PROBLEM TO WORK ON:
Output nothing but the number of lines that include the word "Nickel".
/---
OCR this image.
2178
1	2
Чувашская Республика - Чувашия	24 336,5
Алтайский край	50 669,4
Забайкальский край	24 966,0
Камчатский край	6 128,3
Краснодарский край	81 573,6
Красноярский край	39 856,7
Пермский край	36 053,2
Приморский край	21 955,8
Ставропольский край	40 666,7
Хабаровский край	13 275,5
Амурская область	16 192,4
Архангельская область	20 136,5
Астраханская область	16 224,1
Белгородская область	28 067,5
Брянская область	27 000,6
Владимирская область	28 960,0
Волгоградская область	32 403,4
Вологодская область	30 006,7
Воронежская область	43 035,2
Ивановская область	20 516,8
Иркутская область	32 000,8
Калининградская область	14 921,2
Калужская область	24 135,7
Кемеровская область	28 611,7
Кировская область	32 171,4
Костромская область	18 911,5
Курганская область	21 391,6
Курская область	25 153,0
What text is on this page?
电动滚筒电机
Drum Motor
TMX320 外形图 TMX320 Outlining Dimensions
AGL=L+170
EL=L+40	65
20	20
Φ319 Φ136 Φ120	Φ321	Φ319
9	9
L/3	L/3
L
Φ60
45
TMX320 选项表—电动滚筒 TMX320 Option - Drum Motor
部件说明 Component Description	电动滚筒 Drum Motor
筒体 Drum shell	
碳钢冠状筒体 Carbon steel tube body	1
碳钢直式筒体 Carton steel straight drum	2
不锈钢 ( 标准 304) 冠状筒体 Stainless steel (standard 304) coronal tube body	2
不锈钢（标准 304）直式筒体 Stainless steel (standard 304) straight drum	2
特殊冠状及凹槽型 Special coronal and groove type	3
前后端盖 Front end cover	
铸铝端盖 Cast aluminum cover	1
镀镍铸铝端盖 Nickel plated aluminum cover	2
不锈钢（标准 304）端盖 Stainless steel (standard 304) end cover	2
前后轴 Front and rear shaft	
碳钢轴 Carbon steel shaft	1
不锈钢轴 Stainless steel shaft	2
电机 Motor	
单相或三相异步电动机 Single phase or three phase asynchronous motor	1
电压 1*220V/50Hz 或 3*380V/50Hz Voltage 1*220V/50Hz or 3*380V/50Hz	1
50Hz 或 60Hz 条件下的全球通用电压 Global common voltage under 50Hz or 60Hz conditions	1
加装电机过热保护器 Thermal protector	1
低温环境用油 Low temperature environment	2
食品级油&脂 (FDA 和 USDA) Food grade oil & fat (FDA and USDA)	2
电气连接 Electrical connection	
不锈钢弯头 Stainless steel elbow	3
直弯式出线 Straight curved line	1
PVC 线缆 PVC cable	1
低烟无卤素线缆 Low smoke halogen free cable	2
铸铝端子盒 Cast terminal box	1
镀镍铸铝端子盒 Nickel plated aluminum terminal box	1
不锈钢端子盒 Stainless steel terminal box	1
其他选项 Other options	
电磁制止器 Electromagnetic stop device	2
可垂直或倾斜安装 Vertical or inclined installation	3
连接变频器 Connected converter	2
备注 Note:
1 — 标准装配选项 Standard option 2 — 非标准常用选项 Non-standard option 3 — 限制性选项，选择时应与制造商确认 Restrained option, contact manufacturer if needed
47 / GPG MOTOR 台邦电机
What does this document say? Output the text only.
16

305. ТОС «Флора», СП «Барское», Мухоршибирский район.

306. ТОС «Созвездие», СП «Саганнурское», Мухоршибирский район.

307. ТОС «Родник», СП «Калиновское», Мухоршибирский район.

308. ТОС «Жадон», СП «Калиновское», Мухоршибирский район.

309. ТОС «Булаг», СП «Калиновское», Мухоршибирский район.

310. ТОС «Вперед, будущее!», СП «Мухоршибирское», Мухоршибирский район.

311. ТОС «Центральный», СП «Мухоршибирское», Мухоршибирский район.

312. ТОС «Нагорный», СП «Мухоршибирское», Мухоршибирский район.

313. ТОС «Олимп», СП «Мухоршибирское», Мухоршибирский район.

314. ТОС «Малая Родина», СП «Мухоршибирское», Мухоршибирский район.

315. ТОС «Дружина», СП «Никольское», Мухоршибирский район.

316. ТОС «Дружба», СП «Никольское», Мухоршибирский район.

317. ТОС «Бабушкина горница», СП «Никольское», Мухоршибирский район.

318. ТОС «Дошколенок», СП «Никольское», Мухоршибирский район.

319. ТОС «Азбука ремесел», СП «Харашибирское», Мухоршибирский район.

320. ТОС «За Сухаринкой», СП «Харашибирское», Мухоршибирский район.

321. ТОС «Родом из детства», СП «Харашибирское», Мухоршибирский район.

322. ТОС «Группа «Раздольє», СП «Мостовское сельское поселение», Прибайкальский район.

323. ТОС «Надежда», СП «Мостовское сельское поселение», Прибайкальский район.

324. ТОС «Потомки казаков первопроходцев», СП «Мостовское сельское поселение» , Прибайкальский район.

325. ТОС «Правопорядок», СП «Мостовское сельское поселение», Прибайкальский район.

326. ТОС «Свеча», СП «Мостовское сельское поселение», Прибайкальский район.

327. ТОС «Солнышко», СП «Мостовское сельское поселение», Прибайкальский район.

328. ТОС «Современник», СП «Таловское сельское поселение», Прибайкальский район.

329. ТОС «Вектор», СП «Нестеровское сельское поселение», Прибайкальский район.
\---
EXERCISE RESULT:
2